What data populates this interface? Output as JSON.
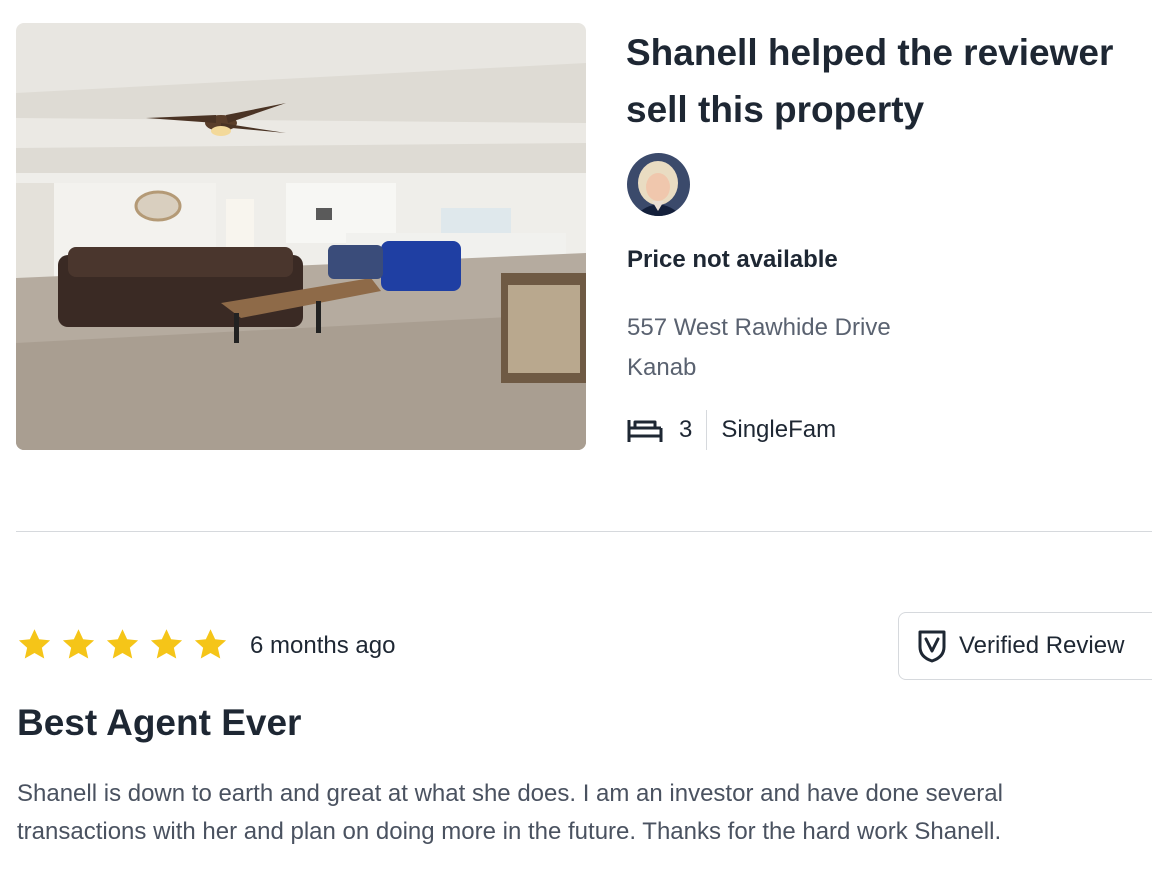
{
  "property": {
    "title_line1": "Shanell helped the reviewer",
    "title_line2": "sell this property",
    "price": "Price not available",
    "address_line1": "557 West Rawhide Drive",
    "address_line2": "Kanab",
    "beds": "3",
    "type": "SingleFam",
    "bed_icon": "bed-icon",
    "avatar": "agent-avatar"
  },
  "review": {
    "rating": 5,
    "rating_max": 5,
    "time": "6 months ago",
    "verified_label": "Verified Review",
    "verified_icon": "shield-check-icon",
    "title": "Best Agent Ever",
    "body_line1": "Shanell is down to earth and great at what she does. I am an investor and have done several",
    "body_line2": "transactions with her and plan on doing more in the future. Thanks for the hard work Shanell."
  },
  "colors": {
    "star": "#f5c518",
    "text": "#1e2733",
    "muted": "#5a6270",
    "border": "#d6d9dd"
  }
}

^^^^^^^^

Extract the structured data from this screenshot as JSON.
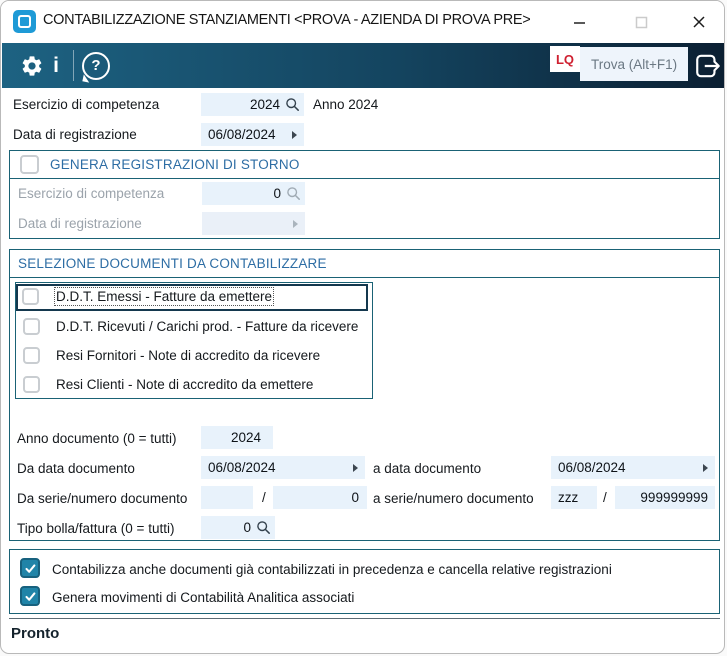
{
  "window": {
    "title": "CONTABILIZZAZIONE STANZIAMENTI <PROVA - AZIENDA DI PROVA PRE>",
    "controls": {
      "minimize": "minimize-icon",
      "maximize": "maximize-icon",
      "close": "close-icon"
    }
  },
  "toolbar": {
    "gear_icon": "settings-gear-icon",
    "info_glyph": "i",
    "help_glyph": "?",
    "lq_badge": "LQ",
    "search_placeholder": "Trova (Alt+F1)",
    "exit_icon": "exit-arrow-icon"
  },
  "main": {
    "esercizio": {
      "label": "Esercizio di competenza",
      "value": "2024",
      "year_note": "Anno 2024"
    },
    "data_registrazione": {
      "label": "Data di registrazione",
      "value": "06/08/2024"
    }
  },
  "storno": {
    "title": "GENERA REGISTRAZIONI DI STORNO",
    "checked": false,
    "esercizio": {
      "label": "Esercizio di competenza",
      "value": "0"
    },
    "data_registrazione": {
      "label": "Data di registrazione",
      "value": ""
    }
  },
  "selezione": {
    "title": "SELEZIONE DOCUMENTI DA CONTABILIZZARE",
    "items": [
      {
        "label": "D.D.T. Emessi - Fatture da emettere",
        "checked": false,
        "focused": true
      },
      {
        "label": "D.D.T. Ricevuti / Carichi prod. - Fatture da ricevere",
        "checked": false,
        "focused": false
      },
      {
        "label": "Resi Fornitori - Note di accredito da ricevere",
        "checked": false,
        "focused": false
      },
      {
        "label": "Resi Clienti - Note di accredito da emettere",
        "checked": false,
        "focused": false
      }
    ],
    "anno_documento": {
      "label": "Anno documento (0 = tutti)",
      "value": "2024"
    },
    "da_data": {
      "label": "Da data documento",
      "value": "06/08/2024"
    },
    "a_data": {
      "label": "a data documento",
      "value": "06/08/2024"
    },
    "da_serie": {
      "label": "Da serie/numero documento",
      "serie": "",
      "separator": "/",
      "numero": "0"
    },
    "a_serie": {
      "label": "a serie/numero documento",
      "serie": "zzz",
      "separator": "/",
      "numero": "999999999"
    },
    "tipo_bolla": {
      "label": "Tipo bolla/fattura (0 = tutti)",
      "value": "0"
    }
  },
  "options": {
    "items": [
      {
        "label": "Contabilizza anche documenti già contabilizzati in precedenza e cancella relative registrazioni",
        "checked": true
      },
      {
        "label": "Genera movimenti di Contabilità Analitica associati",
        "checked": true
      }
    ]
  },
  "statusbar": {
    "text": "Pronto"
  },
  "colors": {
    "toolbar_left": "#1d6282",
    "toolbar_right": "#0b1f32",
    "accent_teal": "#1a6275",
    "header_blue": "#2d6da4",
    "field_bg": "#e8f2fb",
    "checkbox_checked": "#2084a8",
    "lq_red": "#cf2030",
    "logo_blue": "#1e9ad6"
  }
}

^^^^^^^^

[Goal]
Copy all lines in the listing above where the string "Resi" appears.

[Answer to this problem]
        "label": "Resi Fornitori - Note di accredito da ricevere",
        "label": "Resi Clienti - Note di accredito da emettere",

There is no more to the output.